— WRITTEN TASK —
Go through the entries below and retype them exactly, omitting each picture.

— RECORDS SHOWN —
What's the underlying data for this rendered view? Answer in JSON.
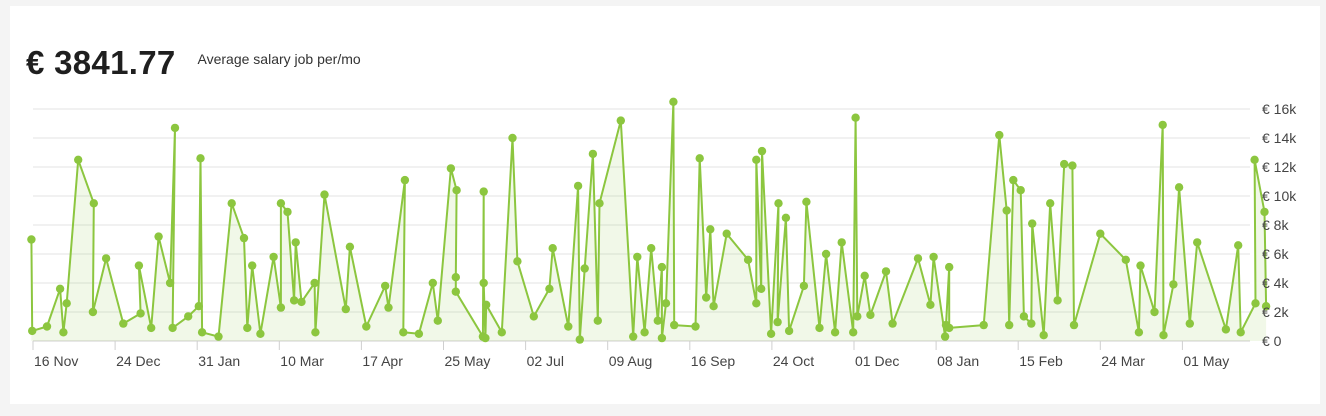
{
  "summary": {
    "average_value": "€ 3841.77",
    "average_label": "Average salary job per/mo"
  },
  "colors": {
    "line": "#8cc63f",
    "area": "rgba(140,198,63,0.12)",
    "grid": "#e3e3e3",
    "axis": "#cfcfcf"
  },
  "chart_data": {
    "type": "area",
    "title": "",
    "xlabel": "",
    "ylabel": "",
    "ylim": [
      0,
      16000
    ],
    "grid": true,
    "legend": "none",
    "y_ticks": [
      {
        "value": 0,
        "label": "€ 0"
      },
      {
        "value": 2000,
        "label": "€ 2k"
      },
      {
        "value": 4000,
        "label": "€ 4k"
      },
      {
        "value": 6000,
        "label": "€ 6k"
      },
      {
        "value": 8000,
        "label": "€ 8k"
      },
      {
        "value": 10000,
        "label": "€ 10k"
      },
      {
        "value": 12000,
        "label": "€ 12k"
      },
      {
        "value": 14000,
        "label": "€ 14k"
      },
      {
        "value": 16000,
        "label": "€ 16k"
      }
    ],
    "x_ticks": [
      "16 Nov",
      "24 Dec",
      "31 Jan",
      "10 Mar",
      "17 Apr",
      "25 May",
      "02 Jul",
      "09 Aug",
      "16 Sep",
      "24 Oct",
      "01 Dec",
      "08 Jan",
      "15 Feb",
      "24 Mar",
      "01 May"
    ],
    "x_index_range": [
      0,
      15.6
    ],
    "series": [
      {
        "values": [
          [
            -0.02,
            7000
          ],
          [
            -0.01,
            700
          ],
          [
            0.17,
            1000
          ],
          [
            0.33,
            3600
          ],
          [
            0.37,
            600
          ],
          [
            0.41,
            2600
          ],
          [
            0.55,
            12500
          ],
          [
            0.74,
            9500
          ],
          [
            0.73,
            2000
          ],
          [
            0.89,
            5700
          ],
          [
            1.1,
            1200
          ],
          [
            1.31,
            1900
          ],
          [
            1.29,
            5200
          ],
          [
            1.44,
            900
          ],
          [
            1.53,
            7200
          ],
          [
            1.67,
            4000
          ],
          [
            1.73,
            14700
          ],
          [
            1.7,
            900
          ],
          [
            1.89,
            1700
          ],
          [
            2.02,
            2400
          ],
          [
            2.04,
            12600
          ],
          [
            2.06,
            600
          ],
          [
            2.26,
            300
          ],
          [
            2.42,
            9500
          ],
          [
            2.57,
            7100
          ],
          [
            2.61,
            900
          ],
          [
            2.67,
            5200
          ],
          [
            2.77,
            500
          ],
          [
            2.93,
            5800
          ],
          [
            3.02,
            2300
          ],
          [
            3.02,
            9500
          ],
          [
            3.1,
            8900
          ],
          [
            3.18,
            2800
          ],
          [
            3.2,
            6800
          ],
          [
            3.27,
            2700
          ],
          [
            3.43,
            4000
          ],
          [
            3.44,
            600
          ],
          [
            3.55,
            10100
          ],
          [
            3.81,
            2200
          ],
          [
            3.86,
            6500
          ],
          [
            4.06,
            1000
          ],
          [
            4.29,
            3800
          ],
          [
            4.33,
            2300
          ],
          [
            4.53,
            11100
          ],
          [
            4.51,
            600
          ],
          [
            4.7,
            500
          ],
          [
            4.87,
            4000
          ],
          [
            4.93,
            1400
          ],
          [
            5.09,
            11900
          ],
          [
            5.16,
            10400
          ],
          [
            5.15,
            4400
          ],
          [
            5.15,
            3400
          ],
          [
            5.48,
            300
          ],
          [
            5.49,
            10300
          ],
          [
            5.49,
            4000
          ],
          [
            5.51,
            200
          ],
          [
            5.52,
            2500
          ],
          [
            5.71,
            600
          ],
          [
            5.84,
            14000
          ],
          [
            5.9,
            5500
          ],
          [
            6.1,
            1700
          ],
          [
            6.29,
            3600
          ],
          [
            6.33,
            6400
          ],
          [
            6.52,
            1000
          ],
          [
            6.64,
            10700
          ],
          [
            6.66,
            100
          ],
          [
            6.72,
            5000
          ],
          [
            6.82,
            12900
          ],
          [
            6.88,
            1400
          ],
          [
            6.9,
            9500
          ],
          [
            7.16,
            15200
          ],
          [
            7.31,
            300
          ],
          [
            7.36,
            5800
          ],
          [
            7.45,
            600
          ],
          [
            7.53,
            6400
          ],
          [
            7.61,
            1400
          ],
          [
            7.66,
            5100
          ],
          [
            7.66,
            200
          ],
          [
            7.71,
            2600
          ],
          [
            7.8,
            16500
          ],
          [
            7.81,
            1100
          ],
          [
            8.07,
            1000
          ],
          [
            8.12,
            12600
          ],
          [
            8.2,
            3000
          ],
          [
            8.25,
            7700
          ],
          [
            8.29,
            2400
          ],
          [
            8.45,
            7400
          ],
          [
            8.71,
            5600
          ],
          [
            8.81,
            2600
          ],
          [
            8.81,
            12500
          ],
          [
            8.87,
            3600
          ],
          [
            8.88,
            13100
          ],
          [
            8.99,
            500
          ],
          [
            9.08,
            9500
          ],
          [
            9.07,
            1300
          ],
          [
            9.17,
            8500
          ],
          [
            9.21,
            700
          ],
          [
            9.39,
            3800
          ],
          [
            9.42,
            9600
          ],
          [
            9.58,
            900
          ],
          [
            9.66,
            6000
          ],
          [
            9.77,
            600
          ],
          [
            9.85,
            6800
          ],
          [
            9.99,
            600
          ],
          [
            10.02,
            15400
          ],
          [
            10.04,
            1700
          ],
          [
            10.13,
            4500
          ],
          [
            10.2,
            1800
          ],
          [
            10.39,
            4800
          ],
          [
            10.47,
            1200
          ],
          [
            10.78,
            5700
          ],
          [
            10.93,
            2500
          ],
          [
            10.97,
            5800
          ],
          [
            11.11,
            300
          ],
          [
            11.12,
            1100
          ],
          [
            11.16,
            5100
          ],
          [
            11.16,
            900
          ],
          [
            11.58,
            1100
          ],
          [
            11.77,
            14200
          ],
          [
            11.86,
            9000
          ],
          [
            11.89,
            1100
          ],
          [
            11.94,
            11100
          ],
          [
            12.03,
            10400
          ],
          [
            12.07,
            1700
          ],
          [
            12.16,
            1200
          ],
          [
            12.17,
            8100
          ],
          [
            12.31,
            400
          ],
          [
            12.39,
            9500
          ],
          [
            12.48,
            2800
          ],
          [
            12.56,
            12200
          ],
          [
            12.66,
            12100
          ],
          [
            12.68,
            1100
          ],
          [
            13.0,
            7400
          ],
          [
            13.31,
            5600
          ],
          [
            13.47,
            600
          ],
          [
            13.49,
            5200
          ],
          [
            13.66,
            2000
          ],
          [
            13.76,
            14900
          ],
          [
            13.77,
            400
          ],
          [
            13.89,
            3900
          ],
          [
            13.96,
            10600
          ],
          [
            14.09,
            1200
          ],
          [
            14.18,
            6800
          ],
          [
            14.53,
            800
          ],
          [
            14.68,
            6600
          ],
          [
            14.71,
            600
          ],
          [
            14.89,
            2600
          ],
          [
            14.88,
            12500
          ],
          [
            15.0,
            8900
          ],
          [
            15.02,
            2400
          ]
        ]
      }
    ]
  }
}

— THE OUTPUT —
What's the underlying data for this rendered view? Answer in JSON.
{
  "summary": {
    "average_value": "€ 3841.77",
    "average_label": "Average salary job per/mo"
  },
  "colors": {
    "line": "#8cc63f",
    "area": "rgba(140,198,63,0.12)",
    "grid": "#e3e3e3",
    "axis": "#cfcfcf"
  },
  "chart_data": {
    "type": "area",
    "title": "",
    "xlabel": "",
    "ylabel": "",
    "ylim": [
      0,
      16000
    ],
    "grid": true,
    "legend": "none",
    "y_ticks": [
      {
        "value": 0,
        "label": "€ 0"
      },
      {
        "value": 2000,
        "label": "€ 2k"
      },
      {
        "value": 4000,
        "label": "€ 4k"
      },
      {
        "value": 6000,
        "label": "€ 6k"
      },
      {
        "value": 8000,
        "label": "€ 8k"
      },
      {
        "value": 10000,
        "label": "€ 10k"
      },
      {
        "value": 12000,
        "label": "€ 12k"
      },
      {
        "value": 14000,
        "label": "€ 14k"
      },
      {
        "value": 16000,
        "label": "€ 16k"
      }
    ],
    "x_ticks": [
      "16 Nov",
      "24 Dec",
      "31 Jan",
      "10 Mar",
      "17 Apr",
      "25 May",
      "02 Jul",
      "09 Aug",
      "16 Sep",
      "24 Oct",
      "01 Dec",
      "08 Jan",
      "15 Feb",
      "24 Mar",
      "01 May"
    ],
    "x_index_range": [
      0,
      15.6
    ],
    "series": [
      {
        "values": [
          [
            -0.02,
            7000
          ],
          [
            -0.01,
            700
          ],
          [
            0.17,
            1000
          ],
          [
            0.33,
            3600
          ],
          [
            0.37,
            600
          ],
          [
            0.41,
            2600
          ],
          [
            0.55,
            12500
          ],
          [
            0.74,
            9500
          ],
          [
            0.73,
            2000
          ],
          [
            0.89,
            5700
          ],
          [
            1.1,
            1200
          ],
          [
            1.31,
            1900
          ],
          [
            1.29,
            5200
          ],
          [
            1.44,
            900
          ],
          [
            1.53,
            7200
          ],
          [
            1.67,
            4000
          ],
          [
            1.73,
            14700
          ],
          [
            1.7,
            900
          ],
          [
            1.89,
            1700
          ],
          [
            2.02,
            2400
          ],
          [
            2.04,
            12600
          ],
          [
            2.06,
            600
          ],
          [
            2.26,
            300
          ],
          [
            2.42,
            9500
          ],
          [
            2.57,
            7100
          ],
          [
            2.61,
            900
          ],
          [
            2.67,
            5200
          ],
          [
            2.77,
            500
          ],
          [
            2.93,
            5800
          ],
          [
            3.02,
            2300
          ],
          [
            3.02,
            9500
          ],
          [
            3.1,
            8900
          ],
          [
            3.18,
            2800
          ],
          [
            3.2,
            6800
          ],
          [
            3.27,
            2700
          ],
          [
            3.43,
            4000
          ],
          [
            3.44,
            600
          ],
          [
            3.55,
            10100
          ],
          [
            3.81,
            2200
          ],
          [
            3.86,
            6500
          ],
          [
            4.06,
            1000
          ],
          [
            4.29,
            3800
          ],
          [
            4.33,
            2300
          ],
          [
            4.53,
            11100
          ],
          [
            4.51,
            600
          ],
          [
            4.7,
            500
          ],
          [
            4.87,
            4000
          ],
          [
            4.93,
            1400
          ],
          [
            5.09,
            11900
          ],
          [
            5.16,
            10400
          ],
          [
            5.15,
            4400
          ],
          [
            5.15,
            3400
          ],
          [
            5.48,
            300
          ],
          [
            5.49,
            10300
          ],
          [
            5.49,
            4000
          ],
          [
            5.51,
            200
          ],
          [
            5.52,
            2500
          ],
          [
            5.71,
            600
          ],
          [
            5.84,
            14000
          ],
          [
            5.9,
            5500
          ],
          [
            6.1,
            1700
          ],
          [
            6.29,
            3600
          ],
          [
            6.33,
            6400
          ],
          [
            6.52,
            1000
          ],
          [
            6.64,
            10700
          ],
          [
            6.66,
            100
          ],
          [
            6.72,
            5000
          ],
          [
            6.82,
            12900
          ],
          [
            6.88,
            1400
          ],
          [
            6.9,
            9500
          ],
          [
            7.16,
            15200
          ],
          [
            7.31,
            300
          ],
          [
            7.36,
            5800
          ],
          [
            7.45,
            600
          ],
          [
            7.53,
            6400
          ],
          [
            7.61,
            1400
          ],
          [
            7.66,
            5100
          ],
          [
            7.66,
            200
          ],
          [
            7.71,
            2600
          ],
          [
            7.8,
            16500
          ],
          [
            7.81,
            1100
          ],
          [
            8.07,
            1000
          ],
          [
            8.12,
            12600
          ],
          [
            8.2,
            3000
          ],
          [
            8.25,
            7700
          ],
          [
            8.29,
            2400
          ],
          [
            8.45,
            7400
          ],
          [
            8.71,
            5600
          ],
          [
            8.81,
            2600
          ],
          [
            8.81,
            12500
          ],
          [
            8.87,
            3600
          ],
          [
            8.88,
            13100
          ],
          [
            8.99,
            500
          ],
          [
            9.08,
            9500
          ],
          [
            9.07,
            1300
          ],
          [
            9.17,
            8500
          ],
          [
            9.21,
            700
          ],
          [
            9.39,
            3800
          ],
          [
            9.42,
            9600
          ],
          [
            9.58,
            900
          ],
          [
            9.66,
            6000
          ],
          [
            9.77,
            600
          ],
          [
            9.85,
            6800
          ],
          [
            9.99,
            600
          ],
          [
            10.02,
            15400
          ],
          [
            10.04,
            1700
          ],
          [
            10.13,
            4500
          ],
          [
            10.2,
            1800
          ],
          [
            10.39,
            4800
          ],
          [
            10.47,
            1200
          ],
          [
            10.78,
            5700
          ],
          [
            10.93,
            2500
          ],
          [
            10.97,
            5800
          ],
          [
            11.11,
            300
          ],
          [
            11.12,
            1100
          ],
          [
            11.16,
            5100
          ],
          [
            11.16,
            900
          ],
          [
            11.58,
            1100
          ],
          [
            11.77,
            14200
          ],
          [
            11.86,
            9000
          ],
          [
            11.89,
            1100
          ],
          [
            11.94,
            11100
          ],
          [
            12.03,
            10400
          ],
          [
            12.07,
            1700
          ],
          [
            12.16,
            1200
          ],
          [
            12.17,
            8100
          ],
          [
            12.31,
            400
          ],
          [
            12.39,
            9500
          ],
          [
            12.48,
            2800
          ],
          [
            12.56,
            12200
          ],
          [
            12.66,
            12100
          ],
          [
            12.68,
            1100
          ],
          [
            13.0,
            7400
          ],
          [
            13.31,
            5600
          ],
          [
            13.47,
            600
          ],
          [
            13.49,
            5200
          ],
          [
            13.66,
            2000
          ],
          [
            13.76,
            14900
          ],
          [
            13.77,
            400
          ],
          [
            13.89,
            3900
          ],
          [
            13.96,
            10600
          ],
          [
            14.09,
            1200
          ],
          [
            14.18,
            6800
          ],
          [
            14.53,
            800
          ],
          [
            14.68,
            6600
          ],
          [
            14.71,
            600
          ],
          [
            14.89,
            2600
          ],
          [
            14.88,
            12500
          ],
          [
            15.0,
            8900
          ],
          [
            15.02,
            2400
          ]
        ]
      }
    ]
  }
}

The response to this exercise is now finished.